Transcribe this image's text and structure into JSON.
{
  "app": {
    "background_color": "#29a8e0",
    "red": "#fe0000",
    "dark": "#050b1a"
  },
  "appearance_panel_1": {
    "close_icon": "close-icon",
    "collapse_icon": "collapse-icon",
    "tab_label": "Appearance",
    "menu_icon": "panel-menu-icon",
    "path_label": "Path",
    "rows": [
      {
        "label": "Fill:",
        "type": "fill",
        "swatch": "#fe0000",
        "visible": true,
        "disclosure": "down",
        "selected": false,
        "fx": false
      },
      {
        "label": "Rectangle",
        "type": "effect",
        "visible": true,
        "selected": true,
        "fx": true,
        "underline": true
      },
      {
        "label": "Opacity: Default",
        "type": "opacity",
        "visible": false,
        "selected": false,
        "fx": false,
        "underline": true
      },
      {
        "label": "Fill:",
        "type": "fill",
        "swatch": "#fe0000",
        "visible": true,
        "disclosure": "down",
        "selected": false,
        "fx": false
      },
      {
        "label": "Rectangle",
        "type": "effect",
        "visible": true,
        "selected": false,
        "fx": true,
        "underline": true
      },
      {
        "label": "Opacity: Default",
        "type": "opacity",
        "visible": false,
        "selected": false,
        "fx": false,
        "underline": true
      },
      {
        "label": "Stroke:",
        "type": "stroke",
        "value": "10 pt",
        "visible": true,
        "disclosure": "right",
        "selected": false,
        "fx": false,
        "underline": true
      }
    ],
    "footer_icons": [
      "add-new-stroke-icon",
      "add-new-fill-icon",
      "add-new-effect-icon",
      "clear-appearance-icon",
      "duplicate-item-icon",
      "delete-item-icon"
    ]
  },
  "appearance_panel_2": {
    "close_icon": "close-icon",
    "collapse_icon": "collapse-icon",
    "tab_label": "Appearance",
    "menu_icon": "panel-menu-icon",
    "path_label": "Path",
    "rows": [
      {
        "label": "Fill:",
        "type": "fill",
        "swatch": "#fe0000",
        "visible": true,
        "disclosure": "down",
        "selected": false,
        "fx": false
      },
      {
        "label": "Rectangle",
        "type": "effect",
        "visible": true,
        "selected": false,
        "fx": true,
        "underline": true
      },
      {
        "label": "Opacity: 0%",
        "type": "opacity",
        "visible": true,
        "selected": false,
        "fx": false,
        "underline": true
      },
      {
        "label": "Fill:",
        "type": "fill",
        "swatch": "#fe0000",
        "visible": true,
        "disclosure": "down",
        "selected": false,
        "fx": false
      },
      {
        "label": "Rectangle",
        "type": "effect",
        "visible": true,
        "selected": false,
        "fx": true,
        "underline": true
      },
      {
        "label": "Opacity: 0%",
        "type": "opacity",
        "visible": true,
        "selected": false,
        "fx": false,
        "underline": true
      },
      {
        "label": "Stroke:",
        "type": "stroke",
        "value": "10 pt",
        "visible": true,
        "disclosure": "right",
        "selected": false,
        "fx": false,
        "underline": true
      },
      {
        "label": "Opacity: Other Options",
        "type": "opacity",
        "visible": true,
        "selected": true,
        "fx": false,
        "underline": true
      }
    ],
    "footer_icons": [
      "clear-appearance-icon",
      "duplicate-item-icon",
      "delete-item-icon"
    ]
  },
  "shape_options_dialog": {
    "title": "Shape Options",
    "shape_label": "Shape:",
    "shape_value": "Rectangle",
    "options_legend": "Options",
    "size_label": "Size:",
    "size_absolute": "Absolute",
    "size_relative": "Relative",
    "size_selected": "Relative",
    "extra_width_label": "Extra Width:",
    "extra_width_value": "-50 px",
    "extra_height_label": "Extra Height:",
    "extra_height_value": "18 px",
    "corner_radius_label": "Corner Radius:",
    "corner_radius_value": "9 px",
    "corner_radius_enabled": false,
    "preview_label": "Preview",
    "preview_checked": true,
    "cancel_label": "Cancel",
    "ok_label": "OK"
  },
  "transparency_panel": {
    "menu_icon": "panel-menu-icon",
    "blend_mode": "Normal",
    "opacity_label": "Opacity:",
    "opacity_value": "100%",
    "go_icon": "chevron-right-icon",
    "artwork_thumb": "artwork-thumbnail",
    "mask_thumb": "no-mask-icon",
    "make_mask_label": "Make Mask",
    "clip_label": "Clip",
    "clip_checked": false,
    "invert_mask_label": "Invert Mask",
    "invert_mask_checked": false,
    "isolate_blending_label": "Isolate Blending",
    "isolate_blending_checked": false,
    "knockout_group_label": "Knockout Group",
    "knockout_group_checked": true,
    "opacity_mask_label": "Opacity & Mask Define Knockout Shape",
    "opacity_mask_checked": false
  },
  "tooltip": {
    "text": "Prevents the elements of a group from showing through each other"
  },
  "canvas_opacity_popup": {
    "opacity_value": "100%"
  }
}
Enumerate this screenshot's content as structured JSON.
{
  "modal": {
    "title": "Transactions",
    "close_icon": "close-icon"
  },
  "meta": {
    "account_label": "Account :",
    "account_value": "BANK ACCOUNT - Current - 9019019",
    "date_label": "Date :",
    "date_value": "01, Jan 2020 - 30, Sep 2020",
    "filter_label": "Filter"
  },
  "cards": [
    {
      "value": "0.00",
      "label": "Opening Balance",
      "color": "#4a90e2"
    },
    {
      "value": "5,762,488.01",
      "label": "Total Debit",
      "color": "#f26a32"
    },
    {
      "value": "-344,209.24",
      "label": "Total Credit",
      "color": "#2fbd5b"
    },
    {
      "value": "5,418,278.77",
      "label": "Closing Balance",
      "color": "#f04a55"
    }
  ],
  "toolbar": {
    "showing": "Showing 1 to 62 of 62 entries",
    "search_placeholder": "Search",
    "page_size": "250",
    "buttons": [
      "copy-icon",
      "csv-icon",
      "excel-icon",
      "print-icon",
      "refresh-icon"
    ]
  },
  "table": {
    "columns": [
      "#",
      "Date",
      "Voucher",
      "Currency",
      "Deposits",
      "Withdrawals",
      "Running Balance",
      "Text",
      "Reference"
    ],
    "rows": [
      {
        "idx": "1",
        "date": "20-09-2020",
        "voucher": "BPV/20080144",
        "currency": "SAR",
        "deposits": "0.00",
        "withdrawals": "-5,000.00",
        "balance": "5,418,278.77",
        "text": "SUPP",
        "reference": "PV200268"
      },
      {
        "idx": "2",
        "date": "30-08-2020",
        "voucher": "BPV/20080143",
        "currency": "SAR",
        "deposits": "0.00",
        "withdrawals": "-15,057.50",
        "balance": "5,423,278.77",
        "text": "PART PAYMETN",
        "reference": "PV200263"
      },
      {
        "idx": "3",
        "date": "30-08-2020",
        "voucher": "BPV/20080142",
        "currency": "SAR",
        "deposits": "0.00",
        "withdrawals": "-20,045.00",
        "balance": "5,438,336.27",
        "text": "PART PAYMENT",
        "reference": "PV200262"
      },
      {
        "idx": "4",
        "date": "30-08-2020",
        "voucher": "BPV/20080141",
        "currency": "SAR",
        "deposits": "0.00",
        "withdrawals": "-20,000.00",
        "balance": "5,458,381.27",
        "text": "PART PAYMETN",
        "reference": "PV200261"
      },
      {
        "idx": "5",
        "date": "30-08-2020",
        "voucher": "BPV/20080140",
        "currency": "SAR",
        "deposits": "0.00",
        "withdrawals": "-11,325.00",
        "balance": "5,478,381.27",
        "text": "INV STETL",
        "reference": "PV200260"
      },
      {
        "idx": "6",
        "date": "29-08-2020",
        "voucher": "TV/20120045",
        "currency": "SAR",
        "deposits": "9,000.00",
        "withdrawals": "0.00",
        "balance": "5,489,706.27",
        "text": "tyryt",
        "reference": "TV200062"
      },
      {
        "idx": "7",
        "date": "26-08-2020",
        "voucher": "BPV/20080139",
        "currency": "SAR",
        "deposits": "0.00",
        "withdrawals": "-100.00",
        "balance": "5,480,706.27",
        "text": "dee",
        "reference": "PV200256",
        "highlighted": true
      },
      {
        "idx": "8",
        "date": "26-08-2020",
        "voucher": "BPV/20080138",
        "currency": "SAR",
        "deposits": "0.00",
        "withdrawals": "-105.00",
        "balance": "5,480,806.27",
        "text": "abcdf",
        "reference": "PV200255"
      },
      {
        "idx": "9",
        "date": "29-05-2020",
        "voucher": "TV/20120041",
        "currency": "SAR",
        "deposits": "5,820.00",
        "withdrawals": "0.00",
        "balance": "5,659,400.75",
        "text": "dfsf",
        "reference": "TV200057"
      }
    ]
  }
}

····················

Find every line in the records above that contains the word "JSON", and copy each one.

## [Response below]
Transcribe this image's text and structure into JSON.
Enumerate this screenshot's content as structured JSON.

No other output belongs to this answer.